##### DATASET ROWS #####
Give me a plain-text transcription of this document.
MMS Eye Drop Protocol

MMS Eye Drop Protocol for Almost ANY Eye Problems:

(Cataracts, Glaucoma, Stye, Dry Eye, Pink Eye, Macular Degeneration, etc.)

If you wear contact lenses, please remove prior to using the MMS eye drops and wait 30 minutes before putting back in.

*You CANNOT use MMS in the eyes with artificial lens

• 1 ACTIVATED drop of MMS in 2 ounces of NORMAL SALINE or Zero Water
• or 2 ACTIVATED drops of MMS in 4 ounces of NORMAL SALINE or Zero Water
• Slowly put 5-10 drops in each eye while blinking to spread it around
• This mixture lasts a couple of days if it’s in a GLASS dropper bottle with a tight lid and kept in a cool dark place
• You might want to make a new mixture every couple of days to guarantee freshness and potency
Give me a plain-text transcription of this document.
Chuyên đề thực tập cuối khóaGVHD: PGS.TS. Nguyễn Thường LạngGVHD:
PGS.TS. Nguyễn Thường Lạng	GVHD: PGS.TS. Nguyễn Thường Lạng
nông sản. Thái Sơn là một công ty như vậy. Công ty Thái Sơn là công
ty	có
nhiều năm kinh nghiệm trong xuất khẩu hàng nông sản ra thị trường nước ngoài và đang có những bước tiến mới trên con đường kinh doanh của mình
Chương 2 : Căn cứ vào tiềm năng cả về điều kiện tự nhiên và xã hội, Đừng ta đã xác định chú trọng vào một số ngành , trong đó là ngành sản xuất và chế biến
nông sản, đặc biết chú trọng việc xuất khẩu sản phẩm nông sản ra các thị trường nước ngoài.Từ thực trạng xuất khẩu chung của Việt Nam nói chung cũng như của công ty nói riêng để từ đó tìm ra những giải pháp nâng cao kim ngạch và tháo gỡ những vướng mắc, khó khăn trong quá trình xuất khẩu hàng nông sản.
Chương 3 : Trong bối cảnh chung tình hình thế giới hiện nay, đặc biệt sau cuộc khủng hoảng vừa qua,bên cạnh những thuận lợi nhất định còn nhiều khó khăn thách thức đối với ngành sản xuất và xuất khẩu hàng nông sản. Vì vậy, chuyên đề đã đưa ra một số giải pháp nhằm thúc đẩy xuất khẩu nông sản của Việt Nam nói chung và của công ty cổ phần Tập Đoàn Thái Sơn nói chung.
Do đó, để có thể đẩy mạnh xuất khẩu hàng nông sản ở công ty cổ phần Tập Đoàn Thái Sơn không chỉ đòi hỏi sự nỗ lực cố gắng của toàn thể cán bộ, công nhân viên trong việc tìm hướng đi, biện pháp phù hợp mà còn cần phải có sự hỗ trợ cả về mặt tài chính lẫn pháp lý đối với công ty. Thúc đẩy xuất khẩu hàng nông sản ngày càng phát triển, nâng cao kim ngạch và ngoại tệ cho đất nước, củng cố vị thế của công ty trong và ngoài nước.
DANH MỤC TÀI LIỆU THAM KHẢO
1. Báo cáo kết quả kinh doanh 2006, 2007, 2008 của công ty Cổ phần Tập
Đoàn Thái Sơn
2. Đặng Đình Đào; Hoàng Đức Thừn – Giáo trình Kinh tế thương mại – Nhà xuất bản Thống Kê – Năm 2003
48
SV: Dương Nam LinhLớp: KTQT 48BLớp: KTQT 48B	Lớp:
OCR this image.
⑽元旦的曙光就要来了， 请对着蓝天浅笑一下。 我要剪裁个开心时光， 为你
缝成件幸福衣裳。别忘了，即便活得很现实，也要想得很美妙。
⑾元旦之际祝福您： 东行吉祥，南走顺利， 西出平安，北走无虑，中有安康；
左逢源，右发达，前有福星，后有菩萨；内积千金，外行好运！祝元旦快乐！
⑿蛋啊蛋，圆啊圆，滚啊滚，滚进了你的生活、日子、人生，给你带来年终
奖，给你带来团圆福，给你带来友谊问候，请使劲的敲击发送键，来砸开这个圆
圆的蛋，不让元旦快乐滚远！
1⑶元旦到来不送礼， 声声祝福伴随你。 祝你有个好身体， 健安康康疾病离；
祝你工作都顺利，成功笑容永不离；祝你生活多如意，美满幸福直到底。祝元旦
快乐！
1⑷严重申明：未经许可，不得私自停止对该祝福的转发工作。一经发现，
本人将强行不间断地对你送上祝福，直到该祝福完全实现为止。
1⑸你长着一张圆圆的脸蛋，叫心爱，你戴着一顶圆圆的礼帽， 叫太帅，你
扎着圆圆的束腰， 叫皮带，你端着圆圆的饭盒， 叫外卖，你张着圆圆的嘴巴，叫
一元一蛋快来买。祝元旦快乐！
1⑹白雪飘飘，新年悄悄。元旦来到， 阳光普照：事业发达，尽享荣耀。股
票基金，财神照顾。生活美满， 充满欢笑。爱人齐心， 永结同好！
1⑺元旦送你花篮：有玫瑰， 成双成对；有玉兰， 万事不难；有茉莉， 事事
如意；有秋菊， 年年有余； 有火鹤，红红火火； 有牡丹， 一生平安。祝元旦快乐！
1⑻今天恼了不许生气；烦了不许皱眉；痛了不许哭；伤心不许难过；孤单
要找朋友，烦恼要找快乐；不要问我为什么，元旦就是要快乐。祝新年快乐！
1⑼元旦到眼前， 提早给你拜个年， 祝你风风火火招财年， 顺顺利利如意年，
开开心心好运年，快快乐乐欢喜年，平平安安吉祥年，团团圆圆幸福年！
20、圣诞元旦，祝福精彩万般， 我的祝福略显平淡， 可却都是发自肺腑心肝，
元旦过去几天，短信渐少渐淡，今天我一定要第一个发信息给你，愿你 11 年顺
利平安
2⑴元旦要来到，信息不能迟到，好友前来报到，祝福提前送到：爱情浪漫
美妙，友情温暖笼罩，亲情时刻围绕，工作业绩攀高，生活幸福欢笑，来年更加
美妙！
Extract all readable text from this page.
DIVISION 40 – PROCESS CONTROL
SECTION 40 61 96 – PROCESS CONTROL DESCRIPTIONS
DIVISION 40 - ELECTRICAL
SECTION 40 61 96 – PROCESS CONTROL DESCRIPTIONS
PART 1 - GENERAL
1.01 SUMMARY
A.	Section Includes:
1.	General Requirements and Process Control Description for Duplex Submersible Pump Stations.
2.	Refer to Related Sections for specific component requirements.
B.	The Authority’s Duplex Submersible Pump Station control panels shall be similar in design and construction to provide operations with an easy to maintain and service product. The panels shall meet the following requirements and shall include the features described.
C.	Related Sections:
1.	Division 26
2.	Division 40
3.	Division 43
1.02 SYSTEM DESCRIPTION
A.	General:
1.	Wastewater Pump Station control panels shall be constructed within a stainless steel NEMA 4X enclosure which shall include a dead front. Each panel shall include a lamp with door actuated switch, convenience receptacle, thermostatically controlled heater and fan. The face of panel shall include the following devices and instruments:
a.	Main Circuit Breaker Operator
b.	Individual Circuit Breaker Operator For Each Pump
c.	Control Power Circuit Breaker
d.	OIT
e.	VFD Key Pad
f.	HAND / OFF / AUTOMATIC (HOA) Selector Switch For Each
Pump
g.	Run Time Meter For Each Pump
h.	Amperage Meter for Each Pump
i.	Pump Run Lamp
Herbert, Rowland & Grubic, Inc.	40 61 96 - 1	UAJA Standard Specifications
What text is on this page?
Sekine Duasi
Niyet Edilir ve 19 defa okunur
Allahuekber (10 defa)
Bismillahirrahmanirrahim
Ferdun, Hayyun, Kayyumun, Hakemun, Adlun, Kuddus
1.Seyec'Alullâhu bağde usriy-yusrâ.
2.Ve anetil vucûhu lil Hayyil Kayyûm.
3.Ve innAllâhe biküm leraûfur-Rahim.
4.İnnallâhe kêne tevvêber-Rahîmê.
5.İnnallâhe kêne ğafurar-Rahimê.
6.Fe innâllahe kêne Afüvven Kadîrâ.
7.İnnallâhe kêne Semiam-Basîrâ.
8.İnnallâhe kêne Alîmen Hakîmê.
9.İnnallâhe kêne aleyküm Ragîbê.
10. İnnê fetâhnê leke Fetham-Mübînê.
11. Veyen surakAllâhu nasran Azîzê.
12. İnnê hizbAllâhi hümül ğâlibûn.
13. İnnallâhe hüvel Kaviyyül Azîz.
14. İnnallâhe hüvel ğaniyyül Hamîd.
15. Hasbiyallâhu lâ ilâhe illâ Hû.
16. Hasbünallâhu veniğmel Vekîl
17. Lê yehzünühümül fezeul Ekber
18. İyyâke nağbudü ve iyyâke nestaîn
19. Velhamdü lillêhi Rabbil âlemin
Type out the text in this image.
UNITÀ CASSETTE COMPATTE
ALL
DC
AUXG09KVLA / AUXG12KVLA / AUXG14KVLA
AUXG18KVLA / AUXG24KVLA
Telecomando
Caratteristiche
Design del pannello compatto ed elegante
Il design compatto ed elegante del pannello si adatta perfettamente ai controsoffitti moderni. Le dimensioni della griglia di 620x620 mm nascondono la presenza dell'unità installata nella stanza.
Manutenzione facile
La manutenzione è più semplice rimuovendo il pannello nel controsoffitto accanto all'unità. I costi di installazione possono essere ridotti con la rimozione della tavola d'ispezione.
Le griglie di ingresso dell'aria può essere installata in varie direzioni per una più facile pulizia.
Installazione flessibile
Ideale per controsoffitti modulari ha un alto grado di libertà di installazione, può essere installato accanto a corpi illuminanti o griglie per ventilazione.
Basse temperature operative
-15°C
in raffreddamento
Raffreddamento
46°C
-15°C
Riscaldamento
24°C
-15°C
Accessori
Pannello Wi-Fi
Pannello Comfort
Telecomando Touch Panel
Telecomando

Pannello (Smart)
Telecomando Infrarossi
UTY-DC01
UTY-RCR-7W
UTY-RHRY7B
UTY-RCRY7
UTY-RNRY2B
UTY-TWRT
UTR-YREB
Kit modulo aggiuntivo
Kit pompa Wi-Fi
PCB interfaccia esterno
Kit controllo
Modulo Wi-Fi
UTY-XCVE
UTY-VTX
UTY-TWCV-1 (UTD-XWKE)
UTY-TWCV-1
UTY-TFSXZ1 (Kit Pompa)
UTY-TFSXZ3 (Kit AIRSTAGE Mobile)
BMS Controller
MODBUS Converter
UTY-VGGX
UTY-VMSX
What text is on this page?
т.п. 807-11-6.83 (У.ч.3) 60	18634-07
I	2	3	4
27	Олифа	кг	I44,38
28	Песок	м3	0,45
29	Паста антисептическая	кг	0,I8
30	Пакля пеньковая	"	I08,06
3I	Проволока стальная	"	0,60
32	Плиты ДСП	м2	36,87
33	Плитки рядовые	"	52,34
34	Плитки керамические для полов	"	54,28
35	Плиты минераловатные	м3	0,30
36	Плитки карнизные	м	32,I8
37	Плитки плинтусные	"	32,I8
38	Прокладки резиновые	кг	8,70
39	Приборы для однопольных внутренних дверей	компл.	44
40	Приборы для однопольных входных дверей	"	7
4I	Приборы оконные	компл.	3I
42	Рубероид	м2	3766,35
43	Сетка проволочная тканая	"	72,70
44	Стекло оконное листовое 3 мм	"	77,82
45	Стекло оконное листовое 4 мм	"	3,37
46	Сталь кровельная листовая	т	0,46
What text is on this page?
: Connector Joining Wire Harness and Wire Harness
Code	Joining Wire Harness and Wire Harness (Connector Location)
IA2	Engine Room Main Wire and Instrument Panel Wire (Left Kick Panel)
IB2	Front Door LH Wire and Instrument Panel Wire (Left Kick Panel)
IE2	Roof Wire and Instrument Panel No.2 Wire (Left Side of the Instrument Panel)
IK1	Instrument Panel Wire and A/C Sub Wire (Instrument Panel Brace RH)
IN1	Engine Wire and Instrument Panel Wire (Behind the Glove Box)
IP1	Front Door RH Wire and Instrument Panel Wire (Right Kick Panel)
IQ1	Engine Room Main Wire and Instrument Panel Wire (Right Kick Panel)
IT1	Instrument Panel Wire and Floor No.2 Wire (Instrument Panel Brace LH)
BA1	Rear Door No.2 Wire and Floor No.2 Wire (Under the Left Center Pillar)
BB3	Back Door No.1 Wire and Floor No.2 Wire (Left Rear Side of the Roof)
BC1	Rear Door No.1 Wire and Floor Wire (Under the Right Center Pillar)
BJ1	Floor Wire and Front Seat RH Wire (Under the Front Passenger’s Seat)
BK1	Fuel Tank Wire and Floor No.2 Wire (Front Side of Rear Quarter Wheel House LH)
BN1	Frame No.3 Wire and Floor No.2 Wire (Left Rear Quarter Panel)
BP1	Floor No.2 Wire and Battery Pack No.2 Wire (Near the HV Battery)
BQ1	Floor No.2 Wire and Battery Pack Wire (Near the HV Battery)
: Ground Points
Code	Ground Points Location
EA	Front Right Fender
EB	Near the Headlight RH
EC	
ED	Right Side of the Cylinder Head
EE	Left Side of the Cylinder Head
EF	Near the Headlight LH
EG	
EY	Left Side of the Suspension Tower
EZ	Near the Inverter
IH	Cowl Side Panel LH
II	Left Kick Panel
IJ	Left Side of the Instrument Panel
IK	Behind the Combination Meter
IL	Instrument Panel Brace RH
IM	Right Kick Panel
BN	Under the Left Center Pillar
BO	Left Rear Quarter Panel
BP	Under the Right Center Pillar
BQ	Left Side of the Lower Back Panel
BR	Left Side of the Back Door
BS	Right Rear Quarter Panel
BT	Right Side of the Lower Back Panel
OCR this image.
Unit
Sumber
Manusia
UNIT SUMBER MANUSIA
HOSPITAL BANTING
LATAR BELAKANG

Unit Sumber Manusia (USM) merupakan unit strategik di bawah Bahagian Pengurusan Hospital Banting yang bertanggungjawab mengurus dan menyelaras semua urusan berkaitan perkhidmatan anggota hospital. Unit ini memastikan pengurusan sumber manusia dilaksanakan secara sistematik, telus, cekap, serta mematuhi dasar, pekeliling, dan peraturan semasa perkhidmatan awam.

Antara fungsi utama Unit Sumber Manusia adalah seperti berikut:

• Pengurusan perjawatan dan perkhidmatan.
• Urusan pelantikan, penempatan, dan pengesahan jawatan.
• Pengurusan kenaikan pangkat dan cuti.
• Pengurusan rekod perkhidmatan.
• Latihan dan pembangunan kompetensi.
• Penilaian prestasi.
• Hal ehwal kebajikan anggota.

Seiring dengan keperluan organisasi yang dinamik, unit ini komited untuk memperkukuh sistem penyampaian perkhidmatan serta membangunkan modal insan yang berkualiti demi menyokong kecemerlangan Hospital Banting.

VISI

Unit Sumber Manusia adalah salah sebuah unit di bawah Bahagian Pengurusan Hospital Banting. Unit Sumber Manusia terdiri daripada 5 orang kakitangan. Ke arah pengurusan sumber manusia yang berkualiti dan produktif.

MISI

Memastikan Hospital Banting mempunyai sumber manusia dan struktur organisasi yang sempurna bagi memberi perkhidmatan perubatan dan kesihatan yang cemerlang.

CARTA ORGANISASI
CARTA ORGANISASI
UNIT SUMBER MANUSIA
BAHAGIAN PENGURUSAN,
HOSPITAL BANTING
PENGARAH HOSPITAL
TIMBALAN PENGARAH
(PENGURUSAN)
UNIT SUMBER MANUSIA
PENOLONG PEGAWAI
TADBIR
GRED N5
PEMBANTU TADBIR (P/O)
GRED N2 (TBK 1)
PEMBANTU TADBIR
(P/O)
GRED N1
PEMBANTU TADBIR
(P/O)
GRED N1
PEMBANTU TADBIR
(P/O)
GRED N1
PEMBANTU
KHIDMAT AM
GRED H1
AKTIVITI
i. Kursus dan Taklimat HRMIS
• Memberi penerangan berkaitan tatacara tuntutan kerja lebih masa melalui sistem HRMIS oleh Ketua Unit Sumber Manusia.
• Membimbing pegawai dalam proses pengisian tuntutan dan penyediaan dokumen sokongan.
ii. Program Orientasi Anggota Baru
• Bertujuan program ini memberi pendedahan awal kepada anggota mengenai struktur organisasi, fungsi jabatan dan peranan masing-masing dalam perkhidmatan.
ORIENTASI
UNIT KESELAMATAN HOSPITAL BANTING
#####
SET EXERCISE –
Look through the entries and find each line that has the string "Приборы". Copy those lines.

TASK ANSWER –
39	Приборы для однопольных внутренних дверей	компл.	44
40	Приборы для однопольных входных дверей	"	7
4I	Приборы оконные	компл.	3I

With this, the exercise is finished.